Read through the entries below and return each line with the word "afternoon".

Dataset items:
******
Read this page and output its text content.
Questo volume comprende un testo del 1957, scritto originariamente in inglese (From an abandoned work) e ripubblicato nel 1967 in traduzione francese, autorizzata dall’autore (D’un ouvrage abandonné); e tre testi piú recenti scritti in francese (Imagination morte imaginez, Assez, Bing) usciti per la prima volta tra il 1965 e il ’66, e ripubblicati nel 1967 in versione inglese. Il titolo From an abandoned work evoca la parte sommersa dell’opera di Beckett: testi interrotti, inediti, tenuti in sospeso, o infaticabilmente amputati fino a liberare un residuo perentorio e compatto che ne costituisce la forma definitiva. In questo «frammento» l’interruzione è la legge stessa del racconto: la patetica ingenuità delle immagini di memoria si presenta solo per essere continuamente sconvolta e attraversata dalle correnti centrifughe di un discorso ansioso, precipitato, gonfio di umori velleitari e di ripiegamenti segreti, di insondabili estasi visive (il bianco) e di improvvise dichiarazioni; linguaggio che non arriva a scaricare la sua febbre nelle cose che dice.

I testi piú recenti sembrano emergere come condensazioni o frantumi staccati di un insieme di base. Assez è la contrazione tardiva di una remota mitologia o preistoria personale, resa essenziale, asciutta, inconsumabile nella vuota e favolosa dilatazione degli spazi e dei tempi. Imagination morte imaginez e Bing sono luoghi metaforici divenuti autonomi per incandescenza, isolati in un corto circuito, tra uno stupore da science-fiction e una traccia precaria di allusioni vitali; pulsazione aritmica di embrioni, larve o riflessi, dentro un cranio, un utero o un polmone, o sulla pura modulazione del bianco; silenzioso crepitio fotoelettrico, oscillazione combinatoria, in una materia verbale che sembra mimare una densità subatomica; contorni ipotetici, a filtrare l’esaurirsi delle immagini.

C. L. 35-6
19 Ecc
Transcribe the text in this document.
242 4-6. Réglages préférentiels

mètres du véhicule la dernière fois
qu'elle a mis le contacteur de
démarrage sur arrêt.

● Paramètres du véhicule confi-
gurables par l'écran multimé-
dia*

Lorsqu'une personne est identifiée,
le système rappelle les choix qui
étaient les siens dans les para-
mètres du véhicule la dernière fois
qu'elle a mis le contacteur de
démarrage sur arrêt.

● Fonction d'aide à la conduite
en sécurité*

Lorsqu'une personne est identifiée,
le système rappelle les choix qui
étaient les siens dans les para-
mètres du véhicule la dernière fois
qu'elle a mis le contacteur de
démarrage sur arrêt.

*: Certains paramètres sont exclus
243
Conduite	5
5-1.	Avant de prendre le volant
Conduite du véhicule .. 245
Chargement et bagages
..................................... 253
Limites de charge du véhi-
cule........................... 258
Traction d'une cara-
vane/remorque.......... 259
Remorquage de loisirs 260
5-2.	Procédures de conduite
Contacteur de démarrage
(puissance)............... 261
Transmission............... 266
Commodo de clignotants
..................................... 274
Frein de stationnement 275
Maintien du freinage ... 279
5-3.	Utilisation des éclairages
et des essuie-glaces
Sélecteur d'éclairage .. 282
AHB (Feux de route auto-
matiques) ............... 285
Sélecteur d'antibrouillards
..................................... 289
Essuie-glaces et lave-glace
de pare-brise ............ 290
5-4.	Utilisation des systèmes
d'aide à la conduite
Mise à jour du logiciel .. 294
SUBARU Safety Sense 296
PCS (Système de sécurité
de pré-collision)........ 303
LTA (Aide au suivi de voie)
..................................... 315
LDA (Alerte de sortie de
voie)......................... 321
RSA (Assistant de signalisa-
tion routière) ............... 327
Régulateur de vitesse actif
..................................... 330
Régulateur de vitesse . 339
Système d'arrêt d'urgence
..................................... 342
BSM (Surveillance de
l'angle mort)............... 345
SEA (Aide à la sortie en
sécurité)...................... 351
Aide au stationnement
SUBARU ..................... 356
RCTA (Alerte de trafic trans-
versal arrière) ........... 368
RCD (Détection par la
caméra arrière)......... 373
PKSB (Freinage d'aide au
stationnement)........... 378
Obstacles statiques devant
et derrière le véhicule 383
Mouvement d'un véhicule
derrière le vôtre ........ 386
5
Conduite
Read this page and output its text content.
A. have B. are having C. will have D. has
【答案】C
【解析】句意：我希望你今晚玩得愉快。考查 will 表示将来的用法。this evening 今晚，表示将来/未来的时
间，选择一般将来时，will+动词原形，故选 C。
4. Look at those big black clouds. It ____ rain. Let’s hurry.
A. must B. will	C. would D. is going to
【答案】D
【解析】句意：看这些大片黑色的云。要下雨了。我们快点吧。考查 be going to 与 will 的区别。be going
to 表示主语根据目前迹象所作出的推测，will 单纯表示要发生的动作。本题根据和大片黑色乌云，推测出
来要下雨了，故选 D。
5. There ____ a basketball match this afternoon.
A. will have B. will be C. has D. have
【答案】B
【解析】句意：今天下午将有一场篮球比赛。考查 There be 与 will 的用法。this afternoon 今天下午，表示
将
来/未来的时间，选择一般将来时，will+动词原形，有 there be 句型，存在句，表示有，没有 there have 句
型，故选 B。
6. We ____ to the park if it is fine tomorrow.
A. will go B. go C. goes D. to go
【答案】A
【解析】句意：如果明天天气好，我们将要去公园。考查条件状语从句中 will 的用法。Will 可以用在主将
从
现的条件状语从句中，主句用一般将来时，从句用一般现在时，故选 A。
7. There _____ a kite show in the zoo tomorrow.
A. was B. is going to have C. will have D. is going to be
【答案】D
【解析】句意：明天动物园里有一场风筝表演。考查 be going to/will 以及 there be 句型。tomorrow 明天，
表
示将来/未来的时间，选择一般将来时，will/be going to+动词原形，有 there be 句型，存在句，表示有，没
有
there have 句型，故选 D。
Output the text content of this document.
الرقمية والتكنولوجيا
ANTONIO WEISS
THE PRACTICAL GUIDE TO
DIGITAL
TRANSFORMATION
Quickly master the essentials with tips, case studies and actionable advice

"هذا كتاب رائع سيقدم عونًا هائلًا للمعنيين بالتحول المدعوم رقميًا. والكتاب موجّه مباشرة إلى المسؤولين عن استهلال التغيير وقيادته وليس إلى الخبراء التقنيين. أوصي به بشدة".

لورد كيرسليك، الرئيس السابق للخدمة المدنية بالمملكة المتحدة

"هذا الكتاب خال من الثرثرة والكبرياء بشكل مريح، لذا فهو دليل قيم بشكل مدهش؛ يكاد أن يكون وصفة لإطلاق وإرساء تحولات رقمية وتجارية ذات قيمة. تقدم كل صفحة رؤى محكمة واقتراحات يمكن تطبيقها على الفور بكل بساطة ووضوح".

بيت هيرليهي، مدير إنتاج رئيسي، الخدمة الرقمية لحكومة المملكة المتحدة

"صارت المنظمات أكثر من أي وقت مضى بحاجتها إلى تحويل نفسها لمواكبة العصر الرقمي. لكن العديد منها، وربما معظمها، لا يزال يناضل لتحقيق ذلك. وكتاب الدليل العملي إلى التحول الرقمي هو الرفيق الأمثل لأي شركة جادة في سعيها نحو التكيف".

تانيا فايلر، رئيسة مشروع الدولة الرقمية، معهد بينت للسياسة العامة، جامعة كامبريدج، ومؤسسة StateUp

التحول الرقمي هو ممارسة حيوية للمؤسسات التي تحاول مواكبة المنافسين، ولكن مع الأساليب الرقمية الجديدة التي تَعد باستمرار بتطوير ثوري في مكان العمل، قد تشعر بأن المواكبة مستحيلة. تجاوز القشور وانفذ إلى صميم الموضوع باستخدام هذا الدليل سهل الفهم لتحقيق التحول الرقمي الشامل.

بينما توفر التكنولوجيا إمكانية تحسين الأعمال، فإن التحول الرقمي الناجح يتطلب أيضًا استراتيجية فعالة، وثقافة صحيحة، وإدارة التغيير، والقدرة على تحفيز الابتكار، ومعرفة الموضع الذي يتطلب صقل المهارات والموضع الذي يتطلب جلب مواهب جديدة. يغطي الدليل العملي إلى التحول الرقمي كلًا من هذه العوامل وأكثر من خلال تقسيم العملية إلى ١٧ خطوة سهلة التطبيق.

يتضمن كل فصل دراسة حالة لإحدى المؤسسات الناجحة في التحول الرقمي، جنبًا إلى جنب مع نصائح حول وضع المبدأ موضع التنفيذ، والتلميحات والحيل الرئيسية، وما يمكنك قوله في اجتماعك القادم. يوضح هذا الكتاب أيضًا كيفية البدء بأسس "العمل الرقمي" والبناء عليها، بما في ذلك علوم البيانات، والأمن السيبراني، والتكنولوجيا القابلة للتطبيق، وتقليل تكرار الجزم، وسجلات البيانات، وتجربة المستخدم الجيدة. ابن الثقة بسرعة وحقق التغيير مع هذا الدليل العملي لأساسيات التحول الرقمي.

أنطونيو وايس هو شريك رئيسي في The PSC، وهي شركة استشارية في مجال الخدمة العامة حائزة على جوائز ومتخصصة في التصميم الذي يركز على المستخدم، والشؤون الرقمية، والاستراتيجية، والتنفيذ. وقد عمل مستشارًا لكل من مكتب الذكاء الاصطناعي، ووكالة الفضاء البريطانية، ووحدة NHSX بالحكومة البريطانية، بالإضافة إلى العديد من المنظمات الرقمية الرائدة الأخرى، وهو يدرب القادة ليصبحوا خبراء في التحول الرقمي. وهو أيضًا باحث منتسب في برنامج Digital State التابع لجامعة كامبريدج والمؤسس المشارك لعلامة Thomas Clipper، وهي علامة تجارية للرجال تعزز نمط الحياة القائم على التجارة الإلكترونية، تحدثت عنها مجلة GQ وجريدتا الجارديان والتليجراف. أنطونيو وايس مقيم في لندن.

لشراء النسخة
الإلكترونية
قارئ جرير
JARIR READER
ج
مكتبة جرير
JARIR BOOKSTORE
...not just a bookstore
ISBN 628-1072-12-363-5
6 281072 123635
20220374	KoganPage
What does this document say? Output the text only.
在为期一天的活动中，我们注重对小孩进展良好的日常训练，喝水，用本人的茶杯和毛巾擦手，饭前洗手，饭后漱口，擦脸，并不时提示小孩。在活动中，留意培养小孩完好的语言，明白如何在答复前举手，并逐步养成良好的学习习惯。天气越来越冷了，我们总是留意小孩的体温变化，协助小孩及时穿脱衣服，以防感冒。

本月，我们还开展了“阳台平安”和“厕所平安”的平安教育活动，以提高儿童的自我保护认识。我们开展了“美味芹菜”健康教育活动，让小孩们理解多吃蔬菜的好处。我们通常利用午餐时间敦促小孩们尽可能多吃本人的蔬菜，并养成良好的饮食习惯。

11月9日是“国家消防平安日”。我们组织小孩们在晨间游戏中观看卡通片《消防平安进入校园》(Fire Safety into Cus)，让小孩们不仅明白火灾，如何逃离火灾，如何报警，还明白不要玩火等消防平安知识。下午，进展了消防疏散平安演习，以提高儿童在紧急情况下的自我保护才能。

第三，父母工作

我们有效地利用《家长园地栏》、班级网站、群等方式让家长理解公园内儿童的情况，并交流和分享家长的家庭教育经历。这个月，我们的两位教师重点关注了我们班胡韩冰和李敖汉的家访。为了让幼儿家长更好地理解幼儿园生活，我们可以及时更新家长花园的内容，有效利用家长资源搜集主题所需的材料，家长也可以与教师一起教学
******
• Answer in full:
5. There ____ a basketball match this afternoon.
【解析】句意：今天下午将有一场篮球比赛。考查 There be 与 will 的用法。this afternoon 今天下午，表示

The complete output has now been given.